[Data records]

>>>

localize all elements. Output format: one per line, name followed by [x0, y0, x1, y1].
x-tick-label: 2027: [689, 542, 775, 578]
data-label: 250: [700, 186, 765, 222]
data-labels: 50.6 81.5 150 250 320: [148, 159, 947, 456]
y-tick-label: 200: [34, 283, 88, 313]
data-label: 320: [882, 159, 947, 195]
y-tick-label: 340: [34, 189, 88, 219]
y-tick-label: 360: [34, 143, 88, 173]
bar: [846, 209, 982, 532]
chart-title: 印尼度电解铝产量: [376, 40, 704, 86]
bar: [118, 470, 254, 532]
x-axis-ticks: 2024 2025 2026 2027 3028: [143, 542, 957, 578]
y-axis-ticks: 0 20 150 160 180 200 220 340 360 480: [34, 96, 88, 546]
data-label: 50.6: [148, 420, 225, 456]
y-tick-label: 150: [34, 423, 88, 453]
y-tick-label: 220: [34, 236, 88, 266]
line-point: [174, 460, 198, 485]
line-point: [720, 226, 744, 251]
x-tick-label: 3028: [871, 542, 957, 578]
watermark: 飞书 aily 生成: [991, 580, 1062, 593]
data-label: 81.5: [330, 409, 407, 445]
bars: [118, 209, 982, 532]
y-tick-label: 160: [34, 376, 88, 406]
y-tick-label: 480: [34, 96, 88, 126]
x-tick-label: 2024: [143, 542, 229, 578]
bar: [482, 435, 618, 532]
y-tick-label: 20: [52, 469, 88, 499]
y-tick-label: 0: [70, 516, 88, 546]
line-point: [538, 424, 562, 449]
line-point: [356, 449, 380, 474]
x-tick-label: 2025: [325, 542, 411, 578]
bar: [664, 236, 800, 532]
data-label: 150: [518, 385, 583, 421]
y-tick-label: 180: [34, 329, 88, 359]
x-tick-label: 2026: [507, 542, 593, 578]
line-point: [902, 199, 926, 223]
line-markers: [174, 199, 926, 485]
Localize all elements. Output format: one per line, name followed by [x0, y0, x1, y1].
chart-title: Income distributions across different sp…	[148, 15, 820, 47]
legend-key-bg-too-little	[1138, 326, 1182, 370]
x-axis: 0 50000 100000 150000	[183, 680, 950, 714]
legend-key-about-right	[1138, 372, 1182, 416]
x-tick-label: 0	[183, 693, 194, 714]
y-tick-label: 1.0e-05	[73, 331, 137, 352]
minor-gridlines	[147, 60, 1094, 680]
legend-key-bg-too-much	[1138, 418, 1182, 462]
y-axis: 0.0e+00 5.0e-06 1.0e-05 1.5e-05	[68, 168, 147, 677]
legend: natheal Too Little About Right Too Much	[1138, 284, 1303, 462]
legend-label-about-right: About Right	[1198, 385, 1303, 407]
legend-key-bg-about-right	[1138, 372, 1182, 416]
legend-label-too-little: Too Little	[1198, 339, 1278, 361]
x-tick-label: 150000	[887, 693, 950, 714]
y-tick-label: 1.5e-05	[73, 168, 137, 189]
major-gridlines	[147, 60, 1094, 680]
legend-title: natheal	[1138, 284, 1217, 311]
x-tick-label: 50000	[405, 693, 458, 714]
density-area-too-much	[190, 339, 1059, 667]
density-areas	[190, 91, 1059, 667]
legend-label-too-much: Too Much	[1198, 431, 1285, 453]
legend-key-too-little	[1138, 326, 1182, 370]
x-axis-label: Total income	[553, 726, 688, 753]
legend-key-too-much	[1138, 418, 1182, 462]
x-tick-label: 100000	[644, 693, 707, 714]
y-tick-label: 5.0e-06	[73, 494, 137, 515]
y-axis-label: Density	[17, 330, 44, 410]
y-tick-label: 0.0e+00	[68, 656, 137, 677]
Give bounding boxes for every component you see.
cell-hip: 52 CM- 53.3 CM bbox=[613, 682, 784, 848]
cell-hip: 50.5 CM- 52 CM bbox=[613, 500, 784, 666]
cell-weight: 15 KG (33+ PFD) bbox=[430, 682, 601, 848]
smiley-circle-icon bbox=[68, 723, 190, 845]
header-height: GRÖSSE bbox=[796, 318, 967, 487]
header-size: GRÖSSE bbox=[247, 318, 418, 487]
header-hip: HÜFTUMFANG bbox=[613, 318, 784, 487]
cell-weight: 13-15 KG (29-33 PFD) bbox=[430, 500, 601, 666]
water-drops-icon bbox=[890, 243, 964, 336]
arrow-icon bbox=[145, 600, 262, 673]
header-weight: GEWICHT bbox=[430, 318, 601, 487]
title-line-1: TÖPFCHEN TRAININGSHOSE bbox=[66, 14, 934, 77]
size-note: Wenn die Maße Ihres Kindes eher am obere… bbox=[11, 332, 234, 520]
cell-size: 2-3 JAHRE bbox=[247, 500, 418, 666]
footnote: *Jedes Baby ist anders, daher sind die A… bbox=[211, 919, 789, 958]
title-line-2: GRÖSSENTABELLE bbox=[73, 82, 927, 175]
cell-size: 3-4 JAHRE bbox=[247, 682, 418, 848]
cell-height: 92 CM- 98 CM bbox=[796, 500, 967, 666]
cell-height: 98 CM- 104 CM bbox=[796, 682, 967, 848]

<<<

- WRITTEN PROBLEM: Extract every line from each of the rows above and reproduce each one without any change.

- FULL ANSWER:
localize all elements. Output format: one per line, name followed by [x0, y0, x1, y1].
x-tick-label: 2027: [689, 542, 775, 578]
data-label: 250: [700, 186, 765, 222]
data-labels: 50.6 81.5 150 250 320: [148, 159, 947, 456]
y-tick-label: 200: [34, 283, 88, 313]
data-label: 320: [882, 159, 947, 195]
y-tick-label: 340: [34, 189, 88, 219]
y-tick-label: 360: [34, 143, 88, 173]
bar: [846, 209, 982, 532]
chart-title: 印尼度电解铝产量: [376, 40, 704, 86]
bar: [118, 470, 254, 532]
x-axis-ticks: 2024 2025 2026 2027 3028: [143, 542, 957, 578]
y-axis-ticks: 0 20 150 160 180 200 220 340 360 480: [34, 96, 88, 546]
data-label: 50.6: [148, 420, 225, 456]
y-tick-label: 150: [34, 423, 88, 453]
y-tick-label: 220: [34, 236, 88, 266]
line-point: [174, 460, 198, 485]
line-point: [720, 226, 744, 251]
x-tick-label: 3028: [871, 542, 957, 578]
watermark: 飞书 aily 生成: [991, 580, 1062, 593]
data-label: 81.5: [330, 409, 407, 445]
bars: [118, 209, 982, 532]
y-tick-label: 160: [34, 376, 88, 406]
y-tick-label: 480: [34, 96, 88, 126]
x-tick-label: 2024: [143, 542, 229, 578]
bar: [482, 435, 618, 532]
y-tick-label: 20: [52, 469, 88, 499]
y-tick-label: 0: [70, 516, 88, 546]
line-point: [538, 424, 562, 449]
line-point: [356, 449, 380, 474]
x-tick-label: 2025: [325, 542, 411, 578]
bar: [664, 236, 800, 532]
data-label: 150: [518, 385, 583, 421]
y-tick-label: 180: [34, 329, 88, 359]
x-tick-label: 2026: [507, 542, 593, 578]
line-point: [902, 199, 926, 223]
line-markers: [174, 199, 926, 485]
Localize all elements. Output format: one per line, name followed by [x0, y0, x1, y1].
chart-title: Income distributions across different sp…	[148, 15, 820, 47]
legend-key-bg-too-little	[1138, 326, 1182, 370]
x-axis: 0 50000 100000 150000	[183, 680, 950, 714]
legend-key-about-right	[1138, 372, 1182, 416]
x-tick-label: 0	[183, 693, 194, 714]
y-tick-label: 1.0e-05	[73, 331, 137, 352]
minor-gridlines	[147, 60, 1094, 680]
legend-key-bg-too-much	[1138, 418, 1182, 462]
y-axis: 0.0e+00 5.0e-06 1.0e-05 1.5e-05	[68, 168, 147, 677]
legend: natheal Too Little About Right Too Much	[1138, 284, 1303, 462]
legend-label-about-right: About Right	[1198, 385, 1303, 407]
legend-key-bg-about-right	[1138, 372, 1182, 416]
legend-label-too-little: Too Little	[1198, 339, 1278, 361]
x-tick-label: 150000	[887, 693, 950, 714]
y-tick-label: 1.5e-05	[73, 168, 137, 189]
major-gridlines	[147, 60, 1094, 680]
legend-title: natheal	[1138, 284, 1217, 311]
x-tick-label: 50000	[405, 693, 458, 714]
density-area-too-much	[190, 339, 1059, 667]
density-areas	[190, 91, 1059, 667]
legend-label-too-much: Too Much	[1198, 431, 1285, 453]
legend-key-too-little	[1138, 326, 1182, 370]
x-axis-label: Total income	[553, 726, 688, 753]
legend-key-too-much	[1138, 418, 1182, 462]
x-tick-label: 100000	[644, 693, 707, 714]
y-tick-label: 5.0e-06	[73, 494, 137, 515]
y-axis-label: Density	[17, 330, 44, 410]
y-tick-label: 0.0e+00	[68, 656, 137, 677]
Give bounding boxes for every component you see.
cell-hip: 52 CM- 53.3 CM bbox=[613, 682, 784, 848]
cell-hip: 50.5 CM- 52 CM bbox=[613, 500, 784, 666]
cell-weight: 15 KG (33+ PFD) bbox=[430, 682, 601, 848]
smiley-circle-icon bbox=[68, 723, 190, 845]
header-height: GRÖSSE bbox=[796, 318, 967, 487]
header-size: GRÖSSE bbox=[247, 318, 418, 487]
header-hip: HÜFTUMFANG bbox=[613, 318, 784, 487]
cell-weight: 13-15 KG (29-33 PFD) bbox=[430, 500, 601, 666]
water-drops-icon bbox=[890, 243, 964, 336]
arrow-icon bbox=[145, 600, 262, 673]
header-weight: GEWICHT bbox=[430, 318, 601, 487]
title-line-1: TÖPFCHEN TRAININGSHOSE bbox=[66, 14, 934, 77]
size-note: Wenn die Maße Ihres Kindes eher am obere… bbox=[11, 332, 234, 520]
cell-size: 2-3 JAHRE bbox=[247, 500, 418, 666]
footnote: *Jedes Baby ist anders, daher sind die A… bbox=[211, 919, 789, 958]
title-line-2: GRÖSSENTABELLE bbox=[73, 82, 927, 175]
cell-size: 3-4 JAHRE bbox=[247, 682, 418, 848]
cell-height: 92 CM- 98 CM bbox=[796, 500, 967, 666]
cell-height: 98 CM- 104 CM bbox=[796, 682, 967, 848]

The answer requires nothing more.